• _MATERIALS PROVIDED_:
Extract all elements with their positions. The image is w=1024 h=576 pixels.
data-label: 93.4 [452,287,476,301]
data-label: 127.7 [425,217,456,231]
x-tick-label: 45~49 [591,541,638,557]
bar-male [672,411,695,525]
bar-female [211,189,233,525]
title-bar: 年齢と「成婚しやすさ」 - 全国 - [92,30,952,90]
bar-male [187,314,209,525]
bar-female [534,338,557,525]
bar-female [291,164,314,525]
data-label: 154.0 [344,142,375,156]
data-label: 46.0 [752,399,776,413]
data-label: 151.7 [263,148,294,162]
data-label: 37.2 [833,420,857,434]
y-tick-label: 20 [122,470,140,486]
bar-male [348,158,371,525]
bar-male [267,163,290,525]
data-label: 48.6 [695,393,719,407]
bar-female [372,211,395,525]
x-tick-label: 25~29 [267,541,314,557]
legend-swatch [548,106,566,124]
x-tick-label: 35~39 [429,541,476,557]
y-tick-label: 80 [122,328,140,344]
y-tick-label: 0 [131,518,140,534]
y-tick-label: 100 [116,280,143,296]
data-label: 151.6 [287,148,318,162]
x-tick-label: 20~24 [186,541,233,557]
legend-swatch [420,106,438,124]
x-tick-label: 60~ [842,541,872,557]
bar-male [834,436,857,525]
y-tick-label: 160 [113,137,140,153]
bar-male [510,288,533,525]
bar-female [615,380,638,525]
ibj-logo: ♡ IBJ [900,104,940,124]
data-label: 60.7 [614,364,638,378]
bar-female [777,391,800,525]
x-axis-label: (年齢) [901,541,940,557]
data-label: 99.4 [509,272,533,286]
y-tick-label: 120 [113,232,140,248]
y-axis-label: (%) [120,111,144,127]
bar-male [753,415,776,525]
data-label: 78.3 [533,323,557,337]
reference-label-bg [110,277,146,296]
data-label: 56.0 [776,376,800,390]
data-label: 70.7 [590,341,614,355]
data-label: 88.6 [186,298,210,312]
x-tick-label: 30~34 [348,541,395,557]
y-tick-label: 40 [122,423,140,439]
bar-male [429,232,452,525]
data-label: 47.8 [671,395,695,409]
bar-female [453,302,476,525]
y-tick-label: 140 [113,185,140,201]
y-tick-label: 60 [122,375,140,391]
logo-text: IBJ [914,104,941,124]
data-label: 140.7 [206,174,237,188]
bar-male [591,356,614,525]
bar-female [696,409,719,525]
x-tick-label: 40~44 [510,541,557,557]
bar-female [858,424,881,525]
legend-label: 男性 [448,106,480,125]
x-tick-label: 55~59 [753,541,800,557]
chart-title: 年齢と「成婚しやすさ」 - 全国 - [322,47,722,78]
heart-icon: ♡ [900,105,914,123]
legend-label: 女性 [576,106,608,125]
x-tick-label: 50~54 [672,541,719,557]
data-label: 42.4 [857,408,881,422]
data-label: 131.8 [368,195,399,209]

• _DIRECTIONS FOR THIS TASK_: Please write out each line of the listing above as a numbered list, leaving out any blank lines.

• _ANSWER_:
1. Extract all elements with their positions. The image is w=1024 h=576 pixels.
2. data-label: 93.4 [452,287,476,301]
3. data-label: 127.7 [425,217,456,231]
4. x-tick-label: 45~49 [591,541,638,557]
5. bar-male [672,411,695,525]
6. bar-female [211,189,233,525]
7. title-bar: 年齢と「成婚しやすさ」 - 全国 - [92,30,952,90]
8. bar-male [187,314,209,525]
9. bar-female [534,338,557,525]
10. bar-female [291,164,314,525]
11. data-label: 154.0 [344,142,375,156]
12. data-label: 46.0 [752,399,776,413]
13. data-label: 151.7 [263,148,294,162]
14. data-label: 37.2 [833,420,857,434]
15. y-tick-label: 20 [122,470,140,486]
16. bar-male [348,158,371,525]
17. bar-male [267,163,290,525]
18. data-label: 48.6 [695,393,719,407]
19. bar-female [372,211,395,525]
20. x-tick-label: 25~29 [267,541,314,557]
21. legend-swatch [548,106,566,124]
22. x-tick-label: 35~39 [429,541,476,557]
23. y-tick-label: 80 [122,328,140,344]
24. y-tick-label: 0 [131,518,140,534]
25. y-tick-label: 100 [116,280,143,296]
26. data-label: 151.6 [287,148,318,162]
27. x-tick-label: 20~24 [186,541,233,557]
28. legend-swatch [420,106,438,124]
29. x-tick-label: 60~ [842,541,872,557]
30. bar-male [834,436,857,525]
31. y-tick-label: 160 [113,137,140,153]
32. bar-male [510,288,533,525]
33. bar-female [615,380,638,525]
34. ibj-logo: ♡ IBJ [900,104,940,124]
35. data-label: 60.7 [614,364,638,378]
36. bar-female [777,391,800,525]
37. x-axis-label: (年齢) [901,541,940,557]
38. data-label: 99.4 [509,272,533,286]
39. y-tick-label: 120 [113,232,140,248]
40. y-axis-label: (%) [120,111,144,127]
41. bar-male [753,415,776,525]
42. data-label: 78.3 [533,323,557,337]
43. reference-label-bg [110,277,146,296]
44. data-label: 56.0 [776,376,800,390]
45. data-label: 70.7 [590,341,614,355]
46. data-label: 88.6 [186,298,210,312]
47. x-tick-label: 30~34 [348,541,395,557]
48. y-tick-label: 40 [122,423,140,439]
49. bar-male [429,232,452,525]
50. data-label: 47.8 [671,395,695,409]
51. bar-female [453,302,476,525]
52. y-tick-label: 140 [113,185,140,201]
53. y-tick-label: 60 [122,375,140,391]
54. logo-text: IBJ [914,104,941,124]
55. data-label: 140.7 [206,174,237,188]
56. bar-male [591,356,614,525]
57. bar-female [696,409,719,525]
58. x-tick-label: 40~44 [510,541,557,557]
59. bar-female [858,424,881,525]
60. legend-label: 男性 [448,106,480,125]
61. x-tick-label: 55~59 [753,541,800,557]
62. chart-title: 年齢と「成婚しやすさ」 - 全国 - [322,47,722,78]
63. heart-icon: ♡ [900,105,914,123]
64. legend-label: 女性 [576,106,608,125]
65. x-tick-label: 50~54 [672,541,719,557]
66. data-label: 42.4 [857,408,881,422]
67. data-label: 131.8 [368,195,399,209]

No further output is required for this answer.